__TASK PROMPT__. Exactly as they appear, output all of the entries.

☆ ☆ ☆

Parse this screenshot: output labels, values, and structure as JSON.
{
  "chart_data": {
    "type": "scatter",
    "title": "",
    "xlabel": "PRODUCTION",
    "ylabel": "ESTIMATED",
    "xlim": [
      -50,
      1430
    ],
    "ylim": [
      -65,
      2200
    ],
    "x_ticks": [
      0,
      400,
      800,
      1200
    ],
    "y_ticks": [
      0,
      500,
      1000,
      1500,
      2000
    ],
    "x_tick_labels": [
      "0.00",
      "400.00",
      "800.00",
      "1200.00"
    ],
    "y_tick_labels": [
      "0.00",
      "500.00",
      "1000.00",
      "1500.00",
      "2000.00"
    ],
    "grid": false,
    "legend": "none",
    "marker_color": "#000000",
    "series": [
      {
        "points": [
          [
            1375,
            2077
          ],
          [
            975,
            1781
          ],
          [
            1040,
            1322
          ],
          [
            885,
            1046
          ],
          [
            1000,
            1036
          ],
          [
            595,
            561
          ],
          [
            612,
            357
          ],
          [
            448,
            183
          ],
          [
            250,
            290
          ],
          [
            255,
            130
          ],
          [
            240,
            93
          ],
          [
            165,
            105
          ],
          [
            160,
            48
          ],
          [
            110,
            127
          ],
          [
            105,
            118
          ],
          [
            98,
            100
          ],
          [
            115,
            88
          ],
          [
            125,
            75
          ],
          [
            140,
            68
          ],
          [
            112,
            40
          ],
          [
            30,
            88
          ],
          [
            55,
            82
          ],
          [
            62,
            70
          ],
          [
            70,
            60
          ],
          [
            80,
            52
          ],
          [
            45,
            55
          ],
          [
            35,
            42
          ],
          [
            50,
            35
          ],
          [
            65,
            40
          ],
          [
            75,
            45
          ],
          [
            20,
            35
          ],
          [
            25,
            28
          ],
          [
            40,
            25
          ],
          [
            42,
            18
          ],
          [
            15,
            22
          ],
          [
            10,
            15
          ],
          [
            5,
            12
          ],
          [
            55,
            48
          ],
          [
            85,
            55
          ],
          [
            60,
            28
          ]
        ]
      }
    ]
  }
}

☆ ☆ ☆

__SOLUTION TO THIS PROBLEM__.
Parse this screenshot: output labels, values, and structure as JSON.
{
  "chart_data": {
    "type": "scatter",
    "title": "",
    "xlabel": "PRODUCTION",
    "ylabel": "ESTIMATED",
    "xlim": [
      -50,
      1430
    ],
    "ylim": [
      -65,
      2200
    ],
    "x_ticks": [
      0,
      400,
      800,
      1200
    ],
    "y_ticks": [
      0,
      500,
      1000,
      1500,
      2000
    ],
    "x_tick_labels": [
      "0.00",
      "400.00",
      "800.00",
      "1200.00"
    ],
    "y_tick_labels": [
      "0.00",
      "500.00",
      "1000.00",
      "1500.00",
      "2000.00"
    ],
    "grid": false,
    "legend": "none",
    "marker_color": "#000000",
    "series": [
      {
        "points": [
          [
            1375,
            2077
          ],
          [
            975,
            1781
          ],
          [
            1040,
            1322
          ],
          [
            885,
            1046
          ],
          [
            1000,
            1036
          ],
          [
            595,
            561
          ],
          [
            612,
            357
          ],
          [
            448,
            183
          ],
          [
            250,
            290
          ],
          [
            255,
            130
          ],
          [
            240,
            93
          ],
          [
            165,
            105
          ],
          [
            160,
            48
          ],
          [
            110,
            127
          ],
          [
            105,
            118
          ],
          [
            98,
            100
          ],
          [
            115,
            88
          ],
          [
            125,
            75
          ],
          [
            140,
            68
          ],
          [
            112,
            40
          ],
          [
            30,
            88
          ],
          [
            55,
            82
          ],
          [
            62,
            70
          ],
          [
            70,
            60
          ],
          [
            80,
            52
          ],
          [
            45,
            55
          ],
          [
            35,
            42
          ],
          [
            50,
            35
          ],
          [
            65,
            40
          ],
          [
            75,
            45
          ],
          [
            20,
            35
          ],
          [
            25,
            28
          ],
          [
            40,
            25
          ],
          [
            42,
            18
          ],
          [
            15,
            22
          ],
          [
            10,
            15
          ],
          [
            5,
            12
          ],
          [
            55,
            48
          ],
          [
            85,
            55
          ],
          [
            60,
            28
          ]
        ]
      }
    ]
  }
}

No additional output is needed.